Aim -> Retype the records below exactly as they appear, but leave out any pictures.

Task material ->
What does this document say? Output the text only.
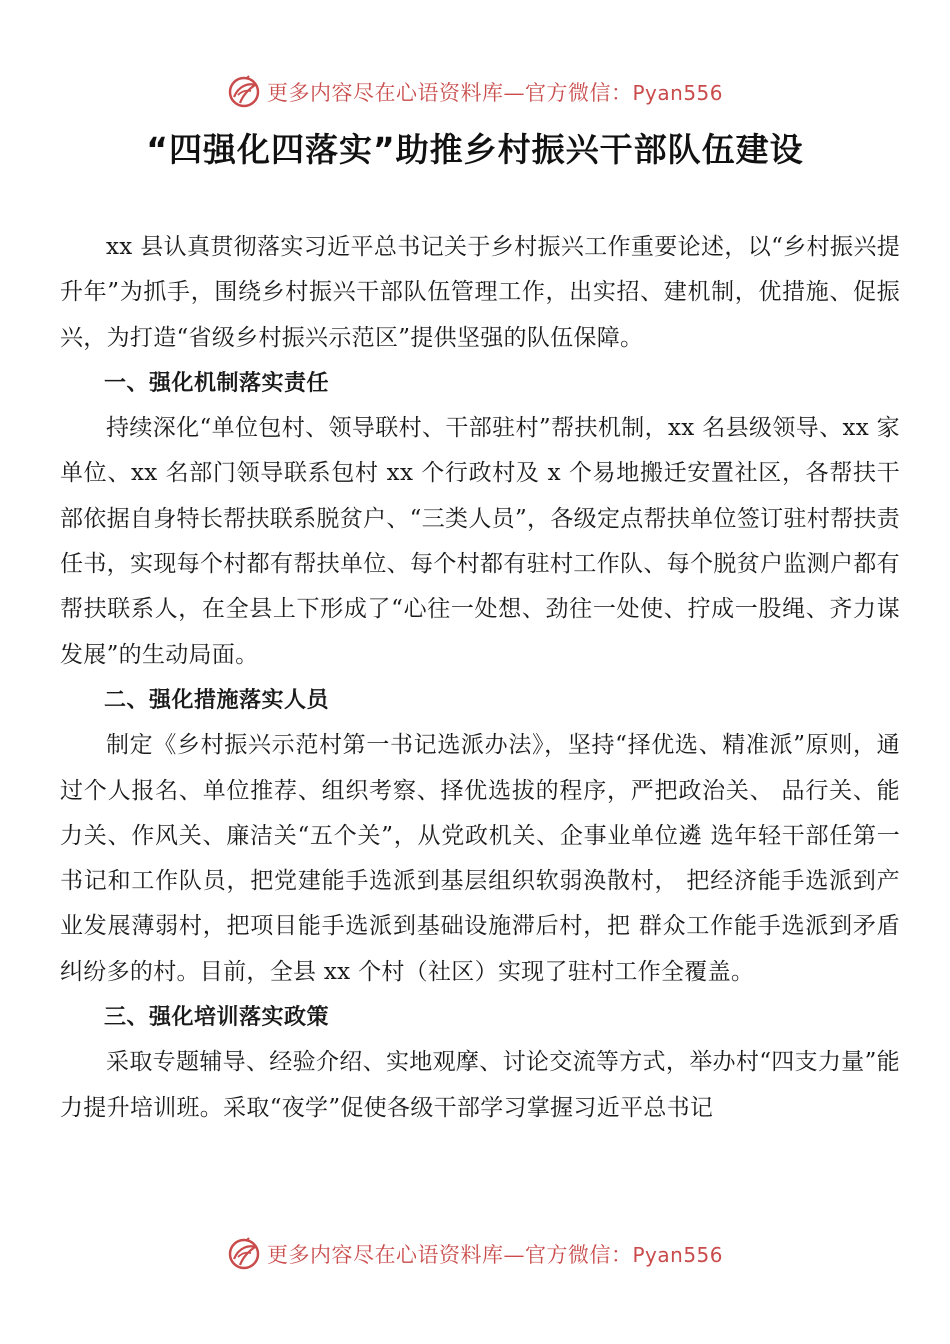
更多内容尽在心语资料库—官方微信：Pyan556
“四强化四落实”助推乡村振兴干部队伍建设

xx 县认真贯彻落实习近平总书记关于乡村振兴工作重要论述，以“乡村振兴提升年”为抓手，围绕乡村振兴干部队伍管理工作，出实招、建机制，优措施、促振兴，为打造“省级乡村振兴示范区”提供坚强的队伍保障。

一、强化机制落实责任

持续深化“单位包村、领导联村、干部驻村”帮扶机制，xx 名县级领导、xx 家单位、xx 名部门领导联系包村 xx 个行政村及 x 个易地搬迁安置社区，各帮扶干部依据自身特长帮扶联系脱贫户、“三类人员”，各级定点帮扶单位签订驻村帮扶责任书，实现每个村都有帮扶单位、每个村都有驻村工作队、每个脱贫户监测户都有帮扶联系人，在全县上下形成了“心往一处想、劲往一处使、拧成一股绳、齐力谋发展”的生动局面。

二、强化措施落实人员

制定《乡村振兴示范村第一书记选派办法》，坚持“择优选、精准派”原则，通过个人报名、单位推荐、组织考察、择优选拔的程序，严把政治关、 品行关、能力关、作风关、廉洁关“五个关”，从党政机关、企事业单位遴 选年轻干部任第一书记和工作队员，把党建能手选派到基层组织软弱涣散村， 把经济能手选派到产业发展薄弱村，把项目能手选派到基础设施滞后村，把 群众工作能手选派到矛盾纠纷多的村。目前，全县 xx 个村（社区）实现了驻村工作全覆盖。

三、强化培训落实政策

采取专题辅导、经验介绍、实地观摩、讨论交流等方式，举办村“四支力量”能力提升培训班。采取“夜学”促使各级干部学习掌握习近平总书记

更多内容尽在心语资料库—官方微信：Pyan556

Finished task ->
What does this document say? Output the text only.
更多内容尽在心语资料库—官方微信：Pyan556
“四强化四落实”助推乡村振兴干部队伍建设

xx 县认真贯彻落实习近平总书记关于乡村振兴工作重要论述，以“乡村振兴提升年”为抓手，围绕乡村振兴干部队伍管理工作，出实招、建机制，优措施、促振兴，为打造“省级乡村振兴示范区”提供坚强的队伍保障。

一、强化机制落实责任

持续深化“单位包村、领导联村、干部驻村”帮扶机制，xx 名县级领导、xx 家单位、xx 名部门领导联系包村 xx 个行政村及 x 个易地搬迁安置社区，各帮扶干部依据自身特长帮扶联系脱贫户、“三类人员”，各级定点帮扶单位签订驻村帮扶责任书，实现每个村都有帮扶单位、每个村都有驻村工作队、每个脱贫户监测户都有帮扶联系人，在全县上下形成了“心往一处想、劲往一处使、拧成一股绳、齐力谋发展”的生动局面。

二、强化措施落实人员

制定《乡村振兴示范村第一书记选派办法》，坚持“择优选、精准派”原则，通过个人报名、单位推荐、组织考察、择优选拔的程序，严把政治关、 品行关、能力关、作风关、廉洁关“五个关”，从党政机关、企事业单位遴 选年轻干部任第一书记和工作队员，把党建能手选派到基层组织软弱涣散村， 把经济能手选派到产业发展薄弱村，把项目能手选派到基础设施滞后村，把 群众工作能手选派到矛盾纠纷多的村。目前，全县 xx 个村（社区）实现了驻村工作全覆盖。

三、强化培训落实政策

采取专题辅导、经验介绍、实地观摩、讨论交流等方式，举办村“四支力量”能力提升培训班。采取“夜学”促使各级干部学习掌握习近平总书记

更多内容尽在心语资料库—官方微信：Pyan556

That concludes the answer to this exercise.